Show every line below where "elephants" can be found.

---*---

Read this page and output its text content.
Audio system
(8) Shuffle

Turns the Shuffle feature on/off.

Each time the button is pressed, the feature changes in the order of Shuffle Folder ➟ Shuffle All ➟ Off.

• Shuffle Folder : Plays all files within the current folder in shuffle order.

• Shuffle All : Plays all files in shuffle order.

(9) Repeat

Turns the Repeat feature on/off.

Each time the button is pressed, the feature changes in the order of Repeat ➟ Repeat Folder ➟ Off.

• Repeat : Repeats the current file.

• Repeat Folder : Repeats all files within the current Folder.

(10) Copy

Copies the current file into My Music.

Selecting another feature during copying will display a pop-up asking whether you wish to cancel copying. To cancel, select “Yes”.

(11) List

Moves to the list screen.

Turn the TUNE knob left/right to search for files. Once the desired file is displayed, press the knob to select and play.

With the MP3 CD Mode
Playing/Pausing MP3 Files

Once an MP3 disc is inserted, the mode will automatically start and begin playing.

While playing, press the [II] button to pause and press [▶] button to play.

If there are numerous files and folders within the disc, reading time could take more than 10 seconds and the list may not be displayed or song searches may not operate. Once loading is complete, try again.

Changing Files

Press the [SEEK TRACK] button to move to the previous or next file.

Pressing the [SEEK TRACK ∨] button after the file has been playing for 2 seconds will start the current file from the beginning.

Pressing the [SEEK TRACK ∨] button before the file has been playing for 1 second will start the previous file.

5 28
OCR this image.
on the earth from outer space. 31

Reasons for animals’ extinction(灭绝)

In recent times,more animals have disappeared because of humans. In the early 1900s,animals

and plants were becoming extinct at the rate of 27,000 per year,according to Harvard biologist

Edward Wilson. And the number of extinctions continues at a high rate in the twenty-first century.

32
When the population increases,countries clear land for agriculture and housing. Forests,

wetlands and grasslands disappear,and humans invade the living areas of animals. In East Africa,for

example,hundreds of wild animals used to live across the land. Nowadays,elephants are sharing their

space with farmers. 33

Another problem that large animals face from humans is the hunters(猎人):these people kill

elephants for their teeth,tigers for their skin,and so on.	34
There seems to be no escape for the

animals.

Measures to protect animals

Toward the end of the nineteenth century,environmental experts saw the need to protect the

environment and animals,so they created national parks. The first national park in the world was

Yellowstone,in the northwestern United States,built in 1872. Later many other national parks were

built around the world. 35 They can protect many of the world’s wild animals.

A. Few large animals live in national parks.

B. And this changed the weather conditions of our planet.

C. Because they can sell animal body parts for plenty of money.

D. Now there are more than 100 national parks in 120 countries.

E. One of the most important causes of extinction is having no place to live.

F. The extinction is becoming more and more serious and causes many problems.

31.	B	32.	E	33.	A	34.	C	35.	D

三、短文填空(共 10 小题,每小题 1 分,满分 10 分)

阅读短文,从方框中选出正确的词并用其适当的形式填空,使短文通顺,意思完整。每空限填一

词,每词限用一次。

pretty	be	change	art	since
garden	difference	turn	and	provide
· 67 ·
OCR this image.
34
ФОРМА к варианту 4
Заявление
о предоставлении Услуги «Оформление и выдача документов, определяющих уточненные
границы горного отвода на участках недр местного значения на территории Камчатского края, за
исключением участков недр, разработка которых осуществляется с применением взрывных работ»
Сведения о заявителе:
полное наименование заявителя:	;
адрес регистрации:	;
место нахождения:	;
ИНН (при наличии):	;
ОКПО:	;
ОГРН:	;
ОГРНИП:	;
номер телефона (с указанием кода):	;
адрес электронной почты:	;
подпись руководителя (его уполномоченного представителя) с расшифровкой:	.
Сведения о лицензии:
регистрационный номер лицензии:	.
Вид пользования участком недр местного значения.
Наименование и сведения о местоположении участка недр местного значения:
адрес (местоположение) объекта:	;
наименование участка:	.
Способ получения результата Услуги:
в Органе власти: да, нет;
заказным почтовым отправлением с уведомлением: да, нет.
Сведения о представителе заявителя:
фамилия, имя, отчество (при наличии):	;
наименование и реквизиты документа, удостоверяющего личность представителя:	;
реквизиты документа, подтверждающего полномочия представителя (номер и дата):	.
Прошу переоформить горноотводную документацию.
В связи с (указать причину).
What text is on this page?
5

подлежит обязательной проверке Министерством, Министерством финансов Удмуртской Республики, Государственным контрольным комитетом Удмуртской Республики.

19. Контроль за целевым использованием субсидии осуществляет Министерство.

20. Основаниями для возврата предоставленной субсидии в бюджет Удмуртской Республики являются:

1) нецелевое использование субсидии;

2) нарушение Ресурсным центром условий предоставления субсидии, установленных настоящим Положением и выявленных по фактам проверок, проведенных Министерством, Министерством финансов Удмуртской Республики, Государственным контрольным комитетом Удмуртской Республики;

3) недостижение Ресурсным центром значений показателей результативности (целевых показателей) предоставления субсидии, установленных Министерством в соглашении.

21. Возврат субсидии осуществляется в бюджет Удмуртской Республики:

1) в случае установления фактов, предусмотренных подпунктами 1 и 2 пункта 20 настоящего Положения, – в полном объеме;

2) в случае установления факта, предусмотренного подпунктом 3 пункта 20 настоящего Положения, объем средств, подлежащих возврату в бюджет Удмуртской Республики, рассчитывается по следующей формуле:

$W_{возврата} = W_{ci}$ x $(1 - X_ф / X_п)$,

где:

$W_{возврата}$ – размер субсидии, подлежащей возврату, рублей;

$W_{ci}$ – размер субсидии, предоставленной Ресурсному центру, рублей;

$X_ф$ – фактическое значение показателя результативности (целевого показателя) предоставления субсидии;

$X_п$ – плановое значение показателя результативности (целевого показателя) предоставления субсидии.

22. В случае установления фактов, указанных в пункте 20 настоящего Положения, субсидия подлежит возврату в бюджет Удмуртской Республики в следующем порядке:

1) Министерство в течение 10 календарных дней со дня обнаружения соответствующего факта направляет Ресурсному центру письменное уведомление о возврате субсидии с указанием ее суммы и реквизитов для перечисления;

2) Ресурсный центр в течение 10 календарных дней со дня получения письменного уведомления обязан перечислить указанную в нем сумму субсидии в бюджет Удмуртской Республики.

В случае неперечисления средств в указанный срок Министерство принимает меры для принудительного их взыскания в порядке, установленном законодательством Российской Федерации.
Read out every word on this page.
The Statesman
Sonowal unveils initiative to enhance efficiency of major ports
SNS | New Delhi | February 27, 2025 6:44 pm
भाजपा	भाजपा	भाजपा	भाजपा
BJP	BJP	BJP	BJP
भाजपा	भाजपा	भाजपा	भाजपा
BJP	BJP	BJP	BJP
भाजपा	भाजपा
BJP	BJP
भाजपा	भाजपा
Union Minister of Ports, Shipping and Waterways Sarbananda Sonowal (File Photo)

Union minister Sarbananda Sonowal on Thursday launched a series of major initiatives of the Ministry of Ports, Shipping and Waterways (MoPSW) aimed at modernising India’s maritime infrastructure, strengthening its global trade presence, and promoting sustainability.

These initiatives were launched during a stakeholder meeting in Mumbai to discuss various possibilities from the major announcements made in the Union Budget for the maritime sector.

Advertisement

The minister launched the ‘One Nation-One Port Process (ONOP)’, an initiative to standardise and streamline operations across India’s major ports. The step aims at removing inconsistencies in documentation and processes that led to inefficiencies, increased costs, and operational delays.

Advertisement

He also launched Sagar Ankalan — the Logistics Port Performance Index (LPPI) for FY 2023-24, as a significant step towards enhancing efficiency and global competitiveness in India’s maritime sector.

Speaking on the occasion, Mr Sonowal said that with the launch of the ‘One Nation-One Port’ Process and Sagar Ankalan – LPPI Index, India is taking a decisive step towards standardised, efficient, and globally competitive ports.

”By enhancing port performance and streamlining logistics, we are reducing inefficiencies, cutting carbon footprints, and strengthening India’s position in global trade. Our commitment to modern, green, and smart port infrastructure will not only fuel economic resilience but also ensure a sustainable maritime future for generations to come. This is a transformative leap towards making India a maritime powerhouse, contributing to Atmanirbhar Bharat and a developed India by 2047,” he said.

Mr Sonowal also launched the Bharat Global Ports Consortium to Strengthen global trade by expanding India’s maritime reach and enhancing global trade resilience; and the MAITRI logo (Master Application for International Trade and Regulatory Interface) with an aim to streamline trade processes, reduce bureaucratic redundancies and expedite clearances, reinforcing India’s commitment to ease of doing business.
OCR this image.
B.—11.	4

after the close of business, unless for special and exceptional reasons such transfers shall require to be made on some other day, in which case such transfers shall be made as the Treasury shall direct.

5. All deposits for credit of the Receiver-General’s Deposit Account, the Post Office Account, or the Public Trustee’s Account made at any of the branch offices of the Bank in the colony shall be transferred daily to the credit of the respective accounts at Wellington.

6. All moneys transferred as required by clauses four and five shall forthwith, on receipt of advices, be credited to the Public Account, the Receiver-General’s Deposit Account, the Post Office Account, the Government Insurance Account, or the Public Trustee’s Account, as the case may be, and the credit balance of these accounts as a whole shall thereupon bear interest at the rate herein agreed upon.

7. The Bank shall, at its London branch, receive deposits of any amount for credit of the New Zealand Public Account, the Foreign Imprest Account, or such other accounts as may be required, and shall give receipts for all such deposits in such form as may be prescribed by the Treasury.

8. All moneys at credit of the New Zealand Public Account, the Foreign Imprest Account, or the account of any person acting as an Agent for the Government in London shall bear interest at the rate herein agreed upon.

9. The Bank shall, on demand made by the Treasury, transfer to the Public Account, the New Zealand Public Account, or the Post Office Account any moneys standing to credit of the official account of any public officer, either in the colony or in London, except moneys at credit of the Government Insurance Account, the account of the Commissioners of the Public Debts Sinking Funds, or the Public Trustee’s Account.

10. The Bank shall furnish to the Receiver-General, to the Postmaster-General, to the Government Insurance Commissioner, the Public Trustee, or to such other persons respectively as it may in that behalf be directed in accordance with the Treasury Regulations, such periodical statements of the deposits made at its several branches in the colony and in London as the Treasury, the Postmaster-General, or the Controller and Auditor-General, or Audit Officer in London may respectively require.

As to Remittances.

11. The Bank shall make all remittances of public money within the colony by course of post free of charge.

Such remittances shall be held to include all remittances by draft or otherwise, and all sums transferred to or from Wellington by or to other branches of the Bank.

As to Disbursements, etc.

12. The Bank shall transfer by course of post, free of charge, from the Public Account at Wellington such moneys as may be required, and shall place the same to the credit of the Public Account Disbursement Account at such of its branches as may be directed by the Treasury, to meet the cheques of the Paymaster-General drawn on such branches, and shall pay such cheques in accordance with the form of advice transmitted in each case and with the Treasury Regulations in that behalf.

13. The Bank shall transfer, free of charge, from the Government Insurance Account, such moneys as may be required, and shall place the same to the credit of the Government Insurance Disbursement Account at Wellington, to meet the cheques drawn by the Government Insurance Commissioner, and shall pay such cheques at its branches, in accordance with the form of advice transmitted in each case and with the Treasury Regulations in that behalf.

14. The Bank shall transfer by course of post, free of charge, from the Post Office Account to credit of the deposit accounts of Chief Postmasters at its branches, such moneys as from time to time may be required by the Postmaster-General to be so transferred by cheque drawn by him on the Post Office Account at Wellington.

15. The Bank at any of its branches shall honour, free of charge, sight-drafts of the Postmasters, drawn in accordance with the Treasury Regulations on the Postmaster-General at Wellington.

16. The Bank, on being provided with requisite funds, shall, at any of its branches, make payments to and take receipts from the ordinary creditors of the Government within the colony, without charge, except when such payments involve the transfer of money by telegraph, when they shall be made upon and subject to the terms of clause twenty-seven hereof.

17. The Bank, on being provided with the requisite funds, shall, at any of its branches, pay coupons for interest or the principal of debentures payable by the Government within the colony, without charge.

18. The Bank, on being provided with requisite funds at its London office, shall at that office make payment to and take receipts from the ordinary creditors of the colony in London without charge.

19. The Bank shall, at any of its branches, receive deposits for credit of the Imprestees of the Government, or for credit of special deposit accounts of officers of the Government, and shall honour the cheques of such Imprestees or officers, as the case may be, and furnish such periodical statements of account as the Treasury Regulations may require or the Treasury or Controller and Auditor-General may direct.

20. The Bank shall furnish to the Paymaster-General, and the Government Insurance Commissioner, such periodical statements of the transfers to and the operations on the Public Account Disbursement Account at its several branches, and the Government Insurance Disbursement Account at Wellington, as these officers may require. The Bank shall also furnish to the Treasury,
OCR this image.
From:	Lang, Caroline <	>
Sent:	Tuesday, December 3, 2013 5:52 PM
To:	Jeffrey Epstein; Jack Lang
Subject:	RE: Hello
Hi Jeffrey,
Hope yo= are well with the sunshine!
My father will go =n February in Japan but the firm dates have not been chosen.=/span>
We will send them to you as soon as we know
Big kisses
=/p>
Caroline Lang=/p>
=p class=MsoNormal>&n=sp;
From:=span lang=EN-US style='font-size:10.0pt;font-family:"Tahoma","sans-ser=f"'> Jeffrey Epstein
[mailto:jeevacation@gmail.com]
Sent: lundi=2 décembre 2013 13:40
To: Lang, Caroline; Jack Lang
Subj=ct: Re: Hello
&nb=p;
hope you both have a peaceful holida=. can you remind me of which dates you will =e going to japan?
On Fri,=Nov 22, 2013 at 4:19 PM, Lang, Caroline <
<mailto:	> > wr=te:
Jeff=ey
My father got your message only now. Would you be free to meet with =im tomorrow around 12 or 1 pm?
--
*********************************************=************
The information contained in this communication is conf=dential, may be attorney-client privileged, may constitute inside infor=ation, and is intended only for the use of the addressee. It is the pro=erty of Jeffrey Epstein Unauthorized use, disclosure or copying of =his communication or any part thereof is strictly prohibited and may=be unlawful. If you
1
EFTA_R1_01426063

---*---

» EXPECTED ANSWER:
example,hundreds of wild animals used to live across the land. Nowadays,elephants are sharing their
elephants for their teeth,tigers for their skin,and so on.	34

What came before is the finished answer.